• Information supplied:

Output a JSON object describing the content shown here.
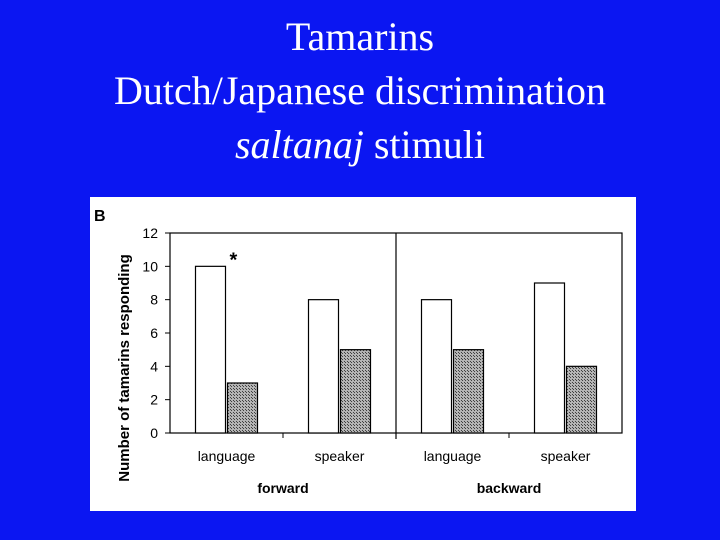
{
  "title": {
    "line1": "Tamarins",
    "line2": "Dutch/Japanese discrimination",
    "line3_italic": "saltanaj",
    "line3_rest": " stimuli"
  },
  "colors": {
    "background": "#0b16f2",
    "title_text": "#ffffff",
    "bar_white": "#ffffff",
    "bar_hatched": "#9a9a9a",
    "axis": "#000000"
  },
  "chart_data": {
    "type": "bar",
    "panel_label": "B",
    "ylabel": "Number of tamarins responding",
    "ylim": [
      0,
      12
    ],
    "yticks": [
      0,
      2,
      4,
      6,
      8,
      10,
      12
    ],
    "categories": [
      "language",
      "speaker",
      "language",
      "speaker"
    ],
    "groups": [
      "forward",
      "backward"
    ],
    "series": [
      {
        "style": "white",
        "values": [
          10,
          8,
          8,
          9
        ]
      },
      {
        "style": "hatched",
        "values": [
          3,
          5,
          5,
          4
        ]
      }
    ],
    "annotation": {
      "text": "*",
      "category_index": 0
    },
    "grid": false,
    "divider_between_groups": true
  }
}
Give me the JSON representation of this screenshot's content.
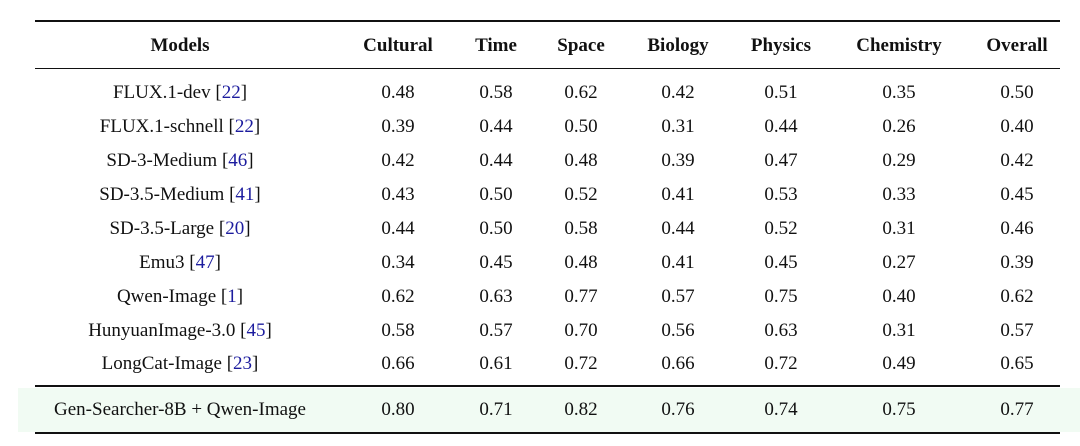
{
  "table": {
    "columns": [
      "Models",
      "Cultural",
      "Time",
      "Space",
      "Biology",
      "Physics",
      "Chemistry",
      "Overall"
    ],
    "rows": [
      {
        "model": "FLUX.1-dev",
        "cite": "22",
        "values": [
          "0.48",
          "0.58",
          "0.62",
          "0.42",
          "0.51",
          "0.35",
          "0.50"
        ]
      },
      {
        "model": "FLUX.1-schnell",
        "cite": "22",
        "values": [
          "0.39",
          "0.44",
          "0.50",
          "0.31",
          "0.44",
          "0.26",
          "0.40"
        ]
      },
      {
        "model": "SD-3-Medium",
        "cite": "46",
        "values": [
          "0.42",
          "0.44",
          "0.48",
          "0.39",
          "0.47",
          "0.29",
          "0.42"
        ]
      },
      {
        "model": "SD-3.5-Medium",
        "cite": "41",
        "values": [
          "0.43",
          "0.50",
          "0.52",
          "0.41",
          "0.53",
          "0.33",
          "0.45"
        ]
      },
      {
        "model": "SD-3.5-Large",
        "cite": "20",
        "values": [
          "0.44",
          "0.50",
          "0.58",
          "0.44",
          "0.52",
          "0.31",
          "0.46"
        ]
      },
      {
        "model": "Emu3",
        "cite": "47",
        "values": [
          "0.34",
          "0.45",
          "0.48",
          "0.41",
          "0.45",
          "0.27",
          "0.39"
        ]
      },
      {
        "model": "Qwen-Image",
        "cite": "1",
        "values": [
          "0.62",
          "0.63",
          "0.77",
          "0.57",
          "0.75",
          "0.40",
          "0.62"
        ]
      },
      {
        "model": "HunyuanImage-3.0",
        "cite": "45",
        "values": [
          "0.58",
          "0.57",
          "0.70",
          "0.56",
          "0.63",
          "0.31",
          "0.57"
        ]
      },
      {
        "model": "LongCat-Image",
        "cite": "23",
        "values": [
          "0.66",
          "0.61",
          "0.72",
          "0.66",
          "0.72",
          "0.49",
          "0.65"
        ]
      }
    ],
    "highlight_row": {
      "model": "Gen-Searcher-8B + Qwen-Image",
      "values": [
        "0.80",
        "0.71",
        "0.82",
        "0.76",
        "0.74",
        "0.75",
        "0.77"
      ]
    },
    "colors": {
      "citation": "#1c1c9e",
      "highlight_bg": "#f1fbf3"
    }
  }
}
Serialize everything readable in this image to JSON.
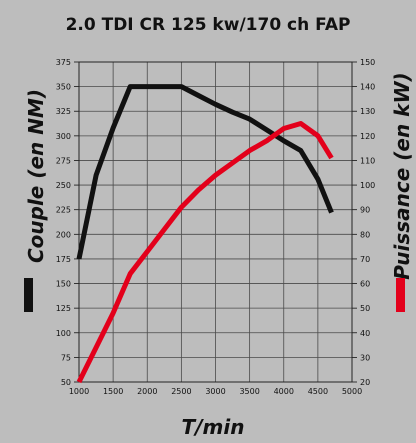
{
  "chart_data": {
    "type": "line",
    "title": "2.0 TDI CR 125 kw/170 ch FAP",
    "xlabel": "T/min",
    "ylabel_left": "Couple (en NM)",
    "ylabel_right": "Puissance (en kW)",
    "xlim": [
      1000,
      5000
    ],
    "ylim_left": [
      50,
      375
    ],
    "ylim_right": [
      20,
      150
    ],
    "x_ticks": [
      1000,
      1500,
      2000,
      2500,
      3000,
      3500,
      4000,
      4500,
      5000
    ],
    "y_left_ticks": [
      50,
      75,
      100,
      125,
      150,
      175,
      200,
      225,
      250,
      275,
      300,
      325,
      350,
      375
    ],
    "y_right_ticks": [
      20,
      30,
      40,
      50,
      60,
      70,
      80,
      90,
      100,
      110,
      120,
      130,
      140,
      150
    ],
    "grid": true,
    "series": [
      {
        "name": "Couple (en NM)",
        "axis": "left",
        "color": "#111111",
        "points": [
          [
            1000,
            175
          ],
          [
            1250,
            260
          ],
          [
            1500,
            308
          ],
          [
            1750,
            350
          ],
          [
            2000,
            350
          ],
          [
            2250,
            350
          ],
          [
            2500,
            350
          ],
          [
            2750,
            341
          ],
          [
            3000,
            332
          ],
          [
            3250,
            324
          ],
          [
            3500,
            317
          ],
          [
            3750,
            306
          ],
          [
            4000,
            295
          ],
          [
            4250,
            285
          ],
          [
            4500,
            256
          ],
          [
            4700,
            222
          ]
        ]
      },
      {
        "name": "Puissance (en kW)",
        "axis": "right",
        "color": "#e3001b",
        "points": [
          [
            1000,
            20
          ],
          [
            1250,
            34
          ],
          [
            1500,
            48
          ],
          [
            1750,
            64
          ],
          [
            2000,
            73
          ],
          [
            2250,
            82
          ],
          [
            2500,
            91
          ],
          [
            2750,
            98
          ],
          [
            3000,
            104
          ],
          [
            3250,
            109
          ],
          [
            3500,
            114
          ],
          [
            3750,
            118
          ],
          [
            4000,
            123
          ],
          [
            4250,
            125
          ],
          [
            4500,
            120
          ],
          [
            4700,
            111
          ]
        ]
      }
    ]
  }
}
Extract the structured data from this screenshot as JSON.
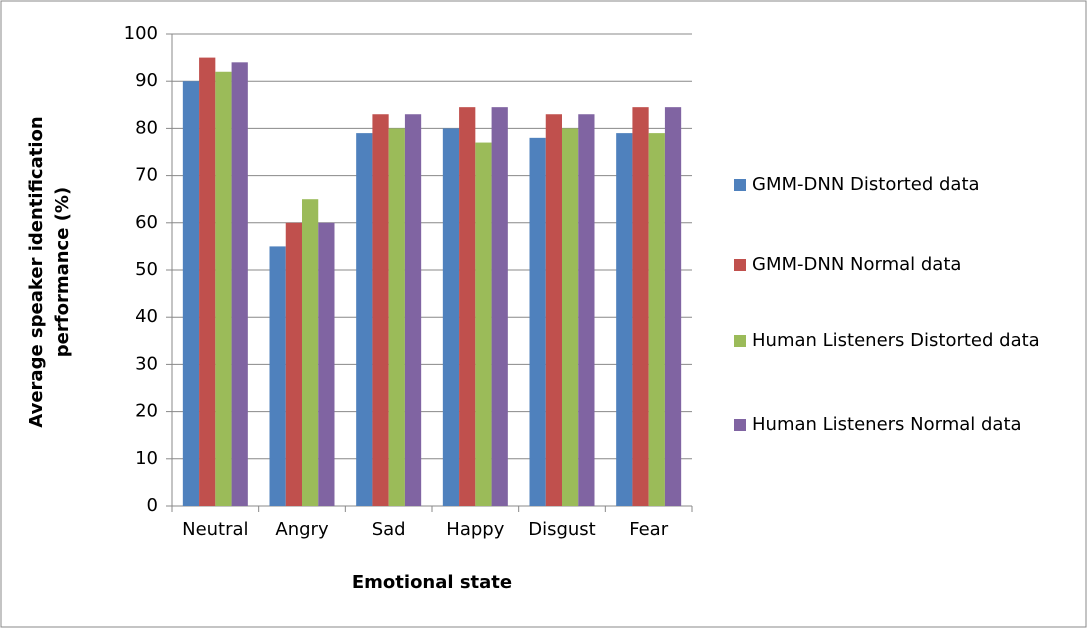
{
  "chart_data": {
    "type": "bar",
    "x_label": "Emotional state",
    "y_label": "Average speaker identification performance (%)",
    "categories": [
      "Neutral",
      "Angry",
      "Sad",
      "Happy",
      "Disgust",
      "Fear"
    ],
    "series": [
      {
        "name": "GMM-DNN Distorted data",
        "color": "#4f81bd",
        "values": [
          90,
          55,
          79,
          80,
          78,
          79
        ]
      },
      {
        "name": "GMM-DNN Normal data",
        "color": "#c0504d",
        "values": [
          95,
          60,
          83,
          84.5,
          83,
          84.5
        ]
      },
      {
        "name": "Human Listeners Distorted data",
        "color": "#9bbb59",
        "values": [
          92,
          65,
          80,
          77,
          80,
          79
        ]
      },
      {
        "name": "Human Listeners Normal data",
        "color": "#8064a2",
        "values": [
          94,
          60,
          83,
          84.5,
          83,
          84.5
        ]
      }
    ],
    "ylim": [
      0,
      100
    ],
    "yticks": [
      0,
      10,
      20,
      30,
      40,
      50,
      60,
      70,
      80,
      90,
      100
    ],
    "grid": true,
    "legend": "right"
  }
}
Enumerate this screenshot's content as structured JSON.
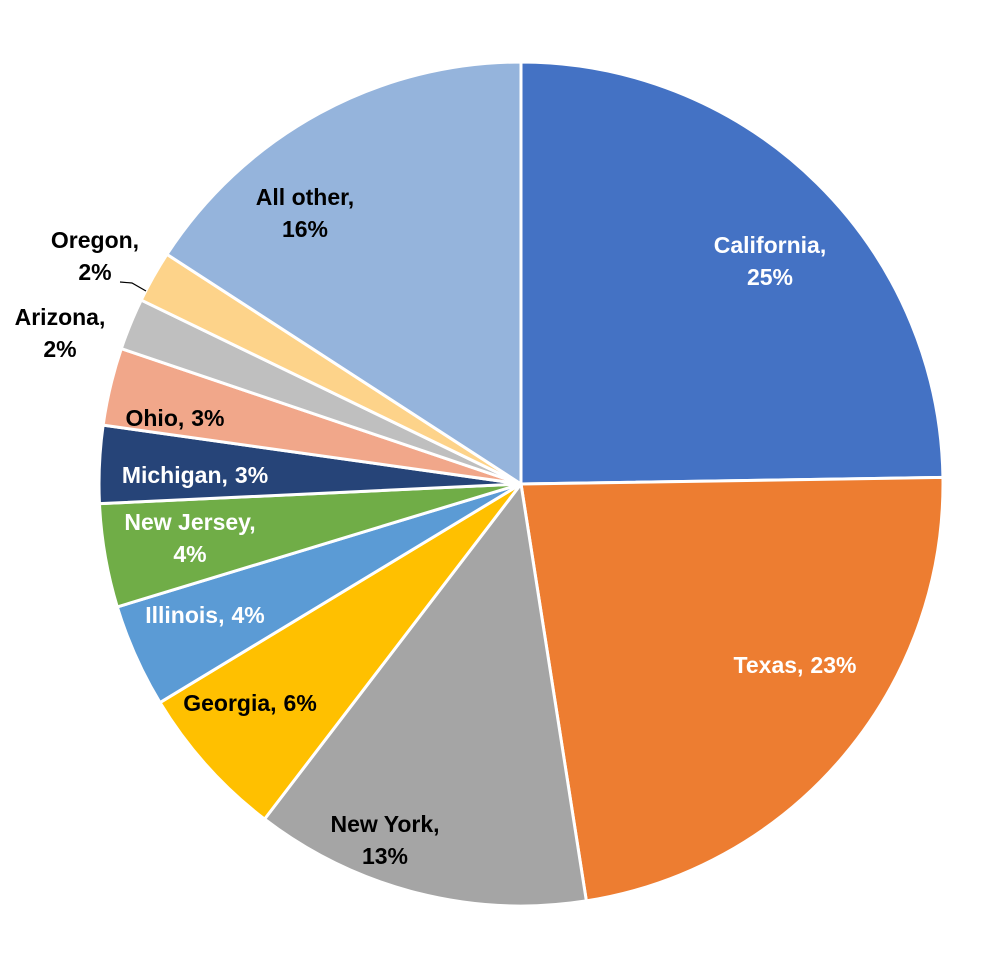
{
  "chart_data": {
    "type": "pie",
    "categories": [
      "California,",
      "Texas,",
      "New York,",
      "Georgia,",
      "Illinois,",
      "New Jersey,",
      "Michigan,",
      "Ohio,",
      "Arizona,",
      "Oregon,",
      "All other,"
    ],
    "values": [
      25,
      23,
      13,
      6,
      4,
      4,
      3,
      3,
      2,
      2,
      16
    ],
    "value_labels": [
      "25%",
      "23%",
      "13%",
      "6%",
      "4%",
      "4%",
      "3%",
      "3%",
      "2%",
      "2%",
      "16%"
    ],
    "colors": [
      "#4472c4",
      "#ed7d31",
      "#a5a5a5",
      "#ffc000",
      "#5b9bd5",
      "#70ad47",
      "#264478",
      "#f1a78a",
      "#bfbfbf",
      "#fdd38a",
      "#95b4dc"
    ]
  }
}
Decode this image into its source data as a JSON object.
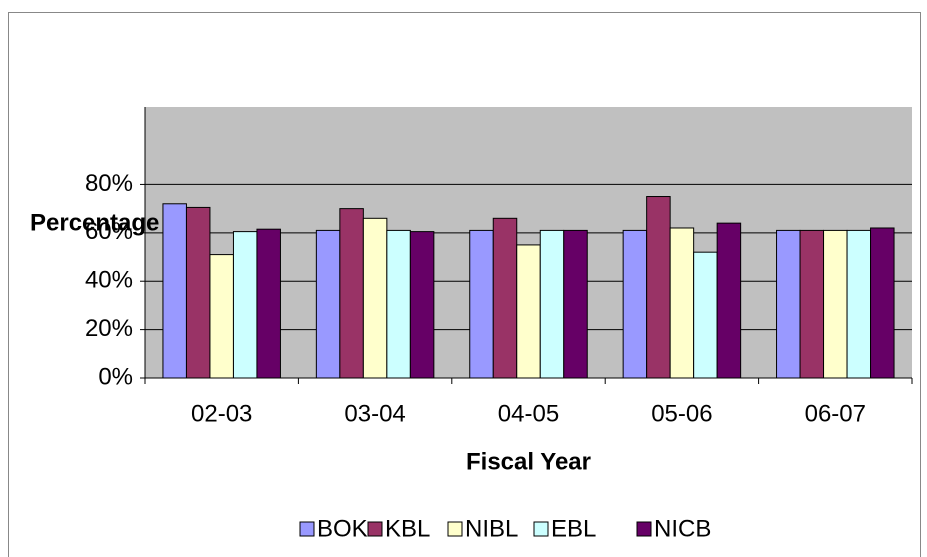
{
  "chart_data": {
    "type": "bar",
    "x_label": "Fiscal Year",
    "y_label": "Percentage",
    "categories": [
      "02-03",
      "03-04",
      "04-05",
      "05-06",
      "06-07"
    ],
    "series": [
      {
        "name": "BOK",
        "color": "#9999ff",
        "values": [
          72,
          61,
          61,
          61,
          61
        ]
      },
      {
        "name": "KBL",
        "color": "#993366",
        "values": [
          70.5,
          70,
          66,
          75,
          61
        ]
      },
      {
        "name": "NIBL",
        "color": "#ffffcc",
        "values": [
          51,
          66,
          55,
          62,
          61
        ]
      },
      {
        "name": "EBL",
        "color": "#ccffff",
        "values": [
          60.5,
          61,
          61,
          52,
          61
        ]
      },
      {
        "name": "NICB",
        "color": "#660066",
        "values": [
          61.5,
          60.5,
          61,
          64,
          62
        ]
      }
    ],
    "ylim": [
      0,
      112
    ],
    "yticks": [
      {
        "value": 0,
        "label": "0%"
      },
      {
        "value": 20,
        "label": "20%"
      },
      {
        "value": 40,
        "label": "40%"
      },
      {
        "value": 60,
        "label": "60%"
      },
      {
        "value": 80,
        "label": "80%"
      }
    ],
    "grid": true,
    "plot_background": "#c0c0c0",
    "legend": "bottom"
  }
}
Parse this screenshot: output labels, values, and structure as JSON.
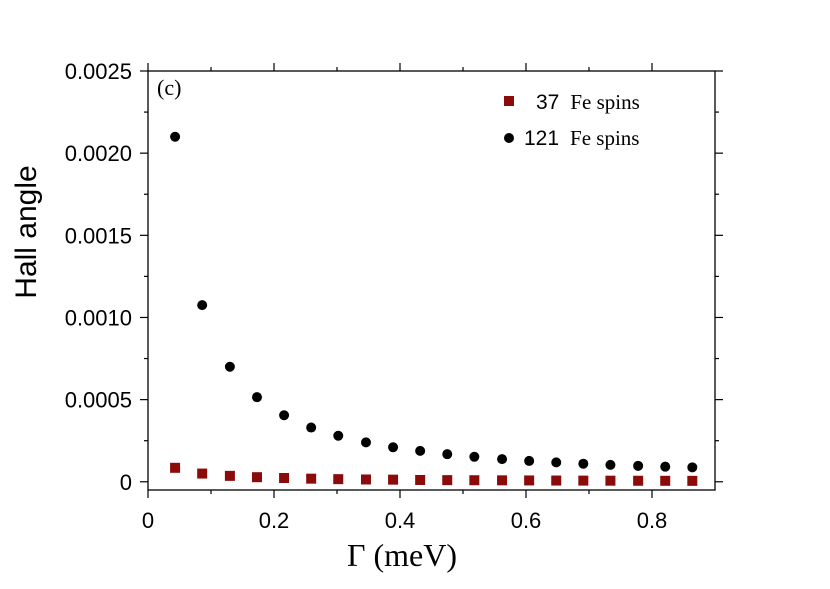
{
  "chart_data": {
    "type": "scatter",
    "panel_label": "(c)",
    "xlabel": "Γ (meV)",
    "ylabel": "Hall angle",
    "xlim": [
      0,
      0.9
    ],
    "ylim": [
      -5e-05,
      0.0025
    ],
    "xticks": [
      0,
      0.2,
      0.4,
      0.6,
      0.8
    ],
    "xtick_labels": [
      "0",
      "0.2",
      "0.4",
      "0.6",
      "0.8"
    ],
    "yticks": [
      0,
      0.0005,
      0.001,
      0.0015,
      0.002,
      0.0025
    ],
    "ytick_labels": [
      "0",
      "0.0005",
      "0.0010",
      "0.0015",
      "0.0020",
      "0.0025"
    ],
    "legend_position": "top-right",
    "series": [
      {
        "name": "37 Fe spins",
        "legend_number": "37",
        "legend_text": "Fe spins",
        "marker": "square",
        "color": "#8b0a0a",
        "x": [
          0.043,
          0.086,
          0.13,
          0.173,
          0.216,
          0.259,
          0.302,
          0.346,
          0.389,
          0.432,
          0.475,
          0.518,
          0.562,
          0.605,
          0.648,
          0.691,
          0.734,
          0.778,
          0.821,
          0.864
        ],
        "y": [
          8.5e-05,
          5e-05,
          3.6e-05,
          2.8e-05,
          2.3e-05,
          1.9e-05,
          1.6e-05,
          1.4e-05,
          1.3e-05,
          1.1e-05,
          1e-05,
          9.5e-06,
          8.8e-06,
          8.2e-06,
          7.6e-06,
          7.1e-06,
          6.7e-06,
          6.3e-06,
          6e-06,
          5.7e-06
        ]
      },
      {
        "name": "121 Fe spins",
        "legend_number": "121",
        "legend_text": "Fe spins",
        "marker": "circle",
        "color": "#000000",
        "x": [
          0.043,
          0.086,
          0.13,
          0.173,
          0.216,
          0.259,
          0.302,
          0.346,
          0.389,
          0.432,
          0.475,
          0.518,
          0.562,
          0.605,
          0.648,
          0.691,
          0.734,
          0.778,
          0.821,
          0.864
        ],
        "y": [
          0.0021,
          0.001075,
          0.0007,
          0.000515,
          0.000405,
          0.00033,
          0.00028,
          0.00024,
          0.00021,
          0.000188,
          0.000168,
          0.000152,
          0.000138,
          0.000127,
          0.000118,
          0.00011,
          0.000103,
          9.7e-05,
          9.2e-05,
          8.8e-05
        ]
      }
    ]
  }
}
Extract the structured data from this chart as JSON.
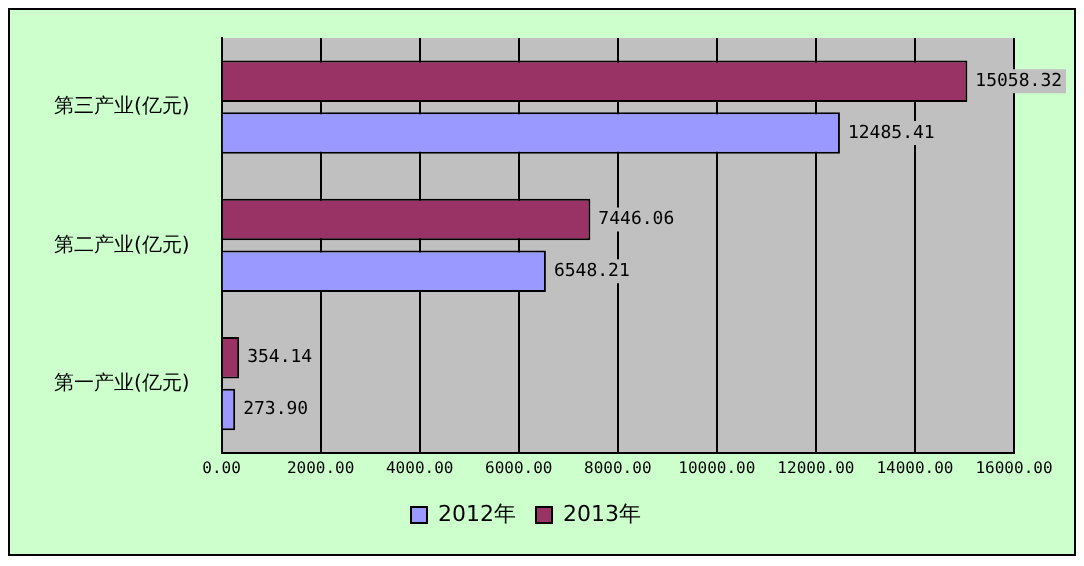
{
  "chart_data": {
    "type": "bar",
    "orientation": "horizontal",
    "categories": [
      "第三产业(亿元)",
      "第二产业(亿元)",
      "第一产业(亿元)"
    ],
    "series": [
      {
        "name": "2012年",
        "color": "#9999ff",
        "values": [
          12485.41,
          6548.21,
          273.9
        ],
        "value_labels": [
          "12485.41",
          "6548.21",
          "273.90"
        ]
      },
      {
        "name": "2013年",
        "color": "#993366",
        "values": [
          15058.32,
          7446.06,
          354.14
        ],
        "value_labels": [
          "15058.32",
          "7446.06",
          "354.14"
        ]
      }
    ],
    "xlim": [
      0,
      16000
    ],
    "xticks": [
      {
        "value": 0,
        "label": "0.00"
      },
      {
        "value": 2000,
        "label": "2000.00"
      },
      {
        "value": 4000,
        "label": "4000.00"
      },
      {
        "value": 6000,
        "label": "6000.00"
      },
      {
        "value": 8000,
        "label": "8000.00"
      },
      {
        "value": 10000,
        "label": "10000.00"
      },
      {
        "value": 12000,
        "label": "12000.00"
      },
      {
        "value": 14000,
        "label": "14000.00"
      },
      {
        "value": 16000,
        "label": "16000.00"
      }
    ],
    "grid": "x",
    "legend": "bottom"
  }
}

• What the task asks: Show each line of the listing that holds the string "object".

• Correct response:
Output a JSON object describing the content shown here.
Decode this image into its source data as a JSON object.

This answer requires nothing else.